YOUR INSTRUCTIONS →
From the listing below, pull out every line where the string "What" appears.

GIVEN DATA →

_ _ _ _ _

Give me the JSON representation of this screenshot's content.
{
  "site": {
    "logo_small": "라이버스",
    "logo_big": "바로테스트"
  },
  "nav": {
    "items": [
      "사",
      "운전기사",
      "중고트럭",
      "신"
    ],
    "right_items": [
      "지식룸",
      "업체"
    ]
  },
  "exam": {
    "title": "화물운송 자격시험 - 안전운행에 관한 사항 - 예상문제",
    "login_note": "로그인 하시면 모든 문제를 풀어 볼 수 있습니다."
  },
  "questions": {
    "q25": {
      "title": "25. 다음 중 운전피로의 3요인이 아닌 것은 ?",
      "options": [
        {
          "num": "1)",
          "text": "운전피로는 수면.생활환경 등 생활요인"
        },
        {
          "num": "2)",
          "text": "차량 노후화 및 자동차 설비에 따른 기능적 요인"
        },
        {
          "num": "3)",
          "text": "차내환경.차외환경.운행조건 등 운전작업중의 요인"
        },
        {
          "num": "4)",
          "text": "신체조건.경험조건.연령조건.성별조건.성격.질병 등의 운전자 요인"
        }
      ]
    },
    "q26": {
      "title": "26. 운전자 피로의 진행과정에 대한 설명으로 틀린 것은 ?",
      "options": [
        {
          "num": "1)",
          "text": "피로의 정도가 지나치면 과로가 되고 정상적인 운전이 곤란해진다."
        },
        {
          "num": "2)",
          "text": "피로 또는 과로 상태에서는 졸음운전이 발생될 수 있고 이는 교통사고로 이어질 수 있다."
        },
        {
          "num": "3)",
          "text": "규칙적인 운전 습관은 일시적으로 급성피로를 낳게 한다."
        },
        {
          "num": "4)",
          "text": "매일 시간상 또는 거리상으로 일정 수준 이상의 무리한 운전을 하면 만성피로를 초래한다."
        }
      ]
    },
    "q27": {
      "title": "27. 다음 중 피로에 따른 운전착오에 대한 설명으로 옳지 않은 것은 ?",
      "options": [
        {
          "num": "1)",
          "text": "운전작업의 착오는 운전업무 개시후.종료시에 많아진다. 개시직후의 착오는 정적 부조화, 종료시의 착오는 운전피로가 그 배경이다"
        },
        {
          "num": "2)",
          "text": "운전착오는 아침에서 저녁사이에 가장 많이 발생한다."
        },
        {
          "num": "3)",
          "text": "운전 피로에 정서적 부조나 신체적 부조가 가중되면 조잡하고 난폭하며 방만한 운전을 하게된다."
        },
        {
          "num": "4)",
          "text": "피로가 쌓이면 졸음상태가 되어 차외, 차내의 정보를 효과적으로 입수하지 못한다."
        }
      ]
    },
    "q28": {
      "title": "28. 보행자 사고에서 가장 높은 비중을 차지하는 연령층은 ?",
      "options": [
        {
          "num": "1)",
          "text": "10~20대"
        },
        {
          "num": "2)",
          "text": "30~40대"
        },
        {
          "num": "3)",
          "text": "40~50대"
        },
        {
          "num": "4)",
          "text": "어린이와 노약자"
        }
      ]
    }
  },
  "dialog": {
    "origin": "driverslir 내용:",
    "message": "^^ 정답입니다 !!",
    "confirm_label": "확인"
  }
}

_ _ _ _ _

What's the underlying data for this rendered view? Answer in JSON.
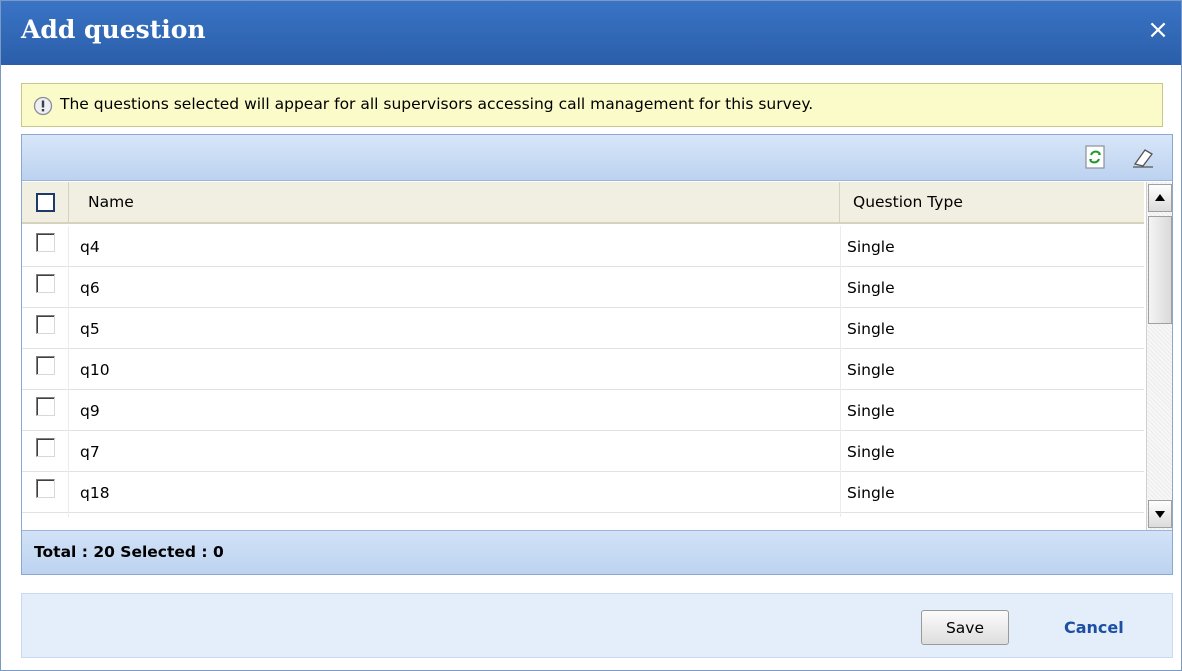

_ _ _ _ _

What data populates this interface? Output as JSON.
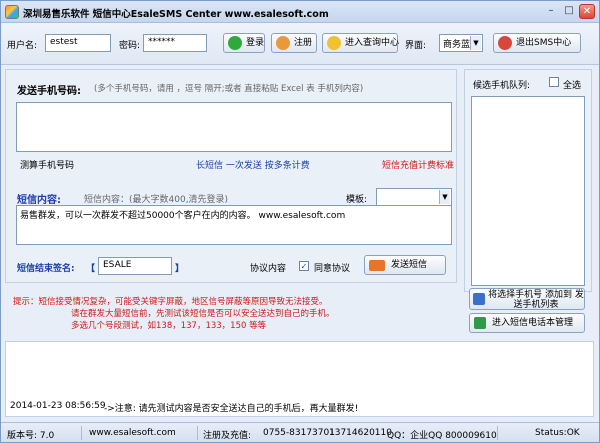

_ _ _ _ _

ANSWER IN FULL →
What's the underlying data for this rendered view? Answer in JSON.
What data populates this interface? Output as JSON.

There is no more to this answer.